Exercise description: Copy every line of the records below where the word "Upscale" occurs.

** start Material provided **

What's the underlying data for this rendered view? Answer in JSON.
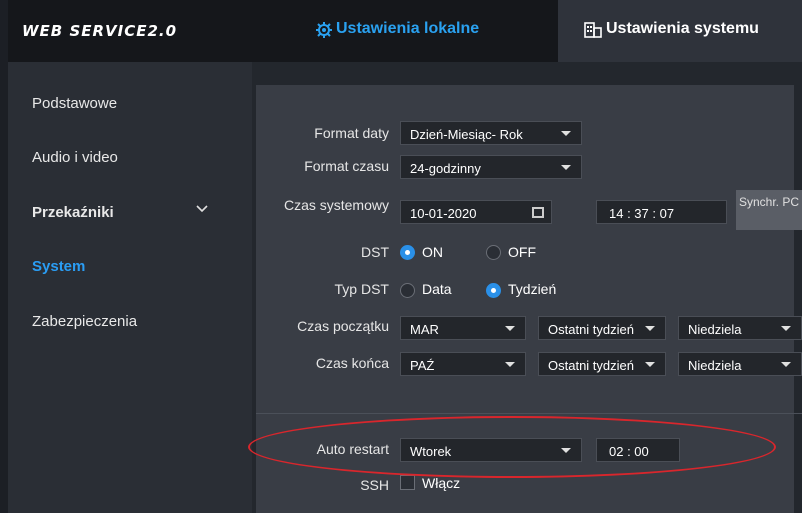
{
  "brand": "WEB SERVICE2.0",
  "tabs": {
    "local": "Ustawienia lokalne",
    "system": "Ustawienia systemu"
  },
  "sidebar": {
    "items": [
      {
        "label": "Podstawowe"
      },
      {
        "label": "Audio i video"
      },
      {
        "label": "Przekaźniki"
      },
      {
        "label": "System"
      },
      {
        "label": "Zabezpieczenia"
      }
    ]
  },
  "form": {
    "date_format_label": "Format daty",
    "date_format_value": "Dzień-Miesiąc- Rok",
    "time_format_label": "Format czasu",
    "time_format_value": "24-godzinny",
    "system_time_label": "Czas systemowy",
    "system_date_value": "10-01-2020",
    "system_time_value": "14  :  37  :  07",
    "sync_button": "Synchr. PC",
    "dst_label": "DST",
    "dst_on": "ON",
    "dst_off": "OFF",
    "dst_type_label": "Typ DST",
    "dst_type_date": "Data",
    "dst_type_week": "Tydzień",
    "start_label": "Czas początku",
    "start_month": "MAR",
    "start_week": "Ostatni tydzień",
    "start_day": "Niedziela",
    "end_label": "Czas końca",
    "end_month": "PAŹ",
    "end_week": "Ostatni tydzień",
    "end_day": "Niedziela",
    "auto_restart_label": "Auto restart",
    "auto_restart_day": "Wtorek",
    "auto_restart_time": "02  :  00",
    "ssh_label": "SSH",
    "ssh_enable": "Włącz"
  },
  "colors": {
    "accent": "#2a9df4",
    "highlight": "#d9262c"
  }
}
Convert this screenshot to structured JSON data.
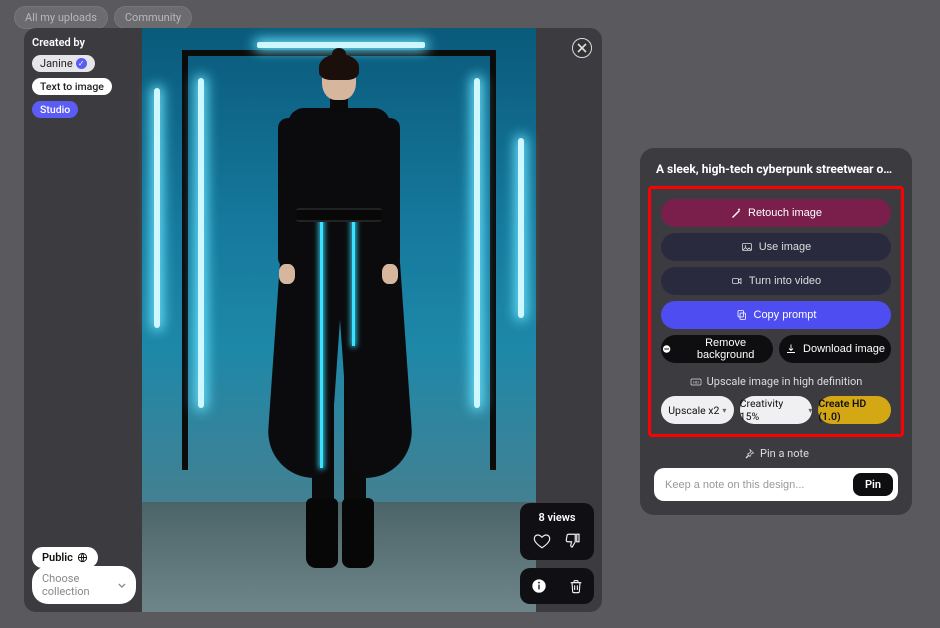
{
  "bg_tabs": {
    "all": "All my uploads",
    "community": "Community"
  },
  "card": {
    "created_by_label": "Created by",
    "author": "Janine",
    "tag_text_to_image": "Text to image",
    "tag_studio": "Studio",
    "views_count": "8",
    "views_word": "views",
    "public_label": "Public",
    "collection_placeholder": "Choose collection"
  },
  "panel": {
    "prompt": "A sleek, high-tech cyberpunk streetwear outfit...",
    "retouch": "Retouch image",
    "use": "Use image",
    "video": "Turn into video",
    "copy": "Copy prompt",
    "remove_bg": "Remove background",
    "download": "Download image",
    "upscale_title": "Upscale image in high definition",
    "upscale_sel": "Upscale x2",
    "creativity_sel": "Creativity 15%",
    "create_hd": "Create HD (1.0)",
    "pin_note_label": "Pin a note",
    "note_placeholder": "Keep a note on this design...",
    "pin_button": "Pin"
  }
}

** end Material provided **

Full output:
    "upscale_title": "Upscale image in high definition",
    "upscale_sel": "Upscale x2",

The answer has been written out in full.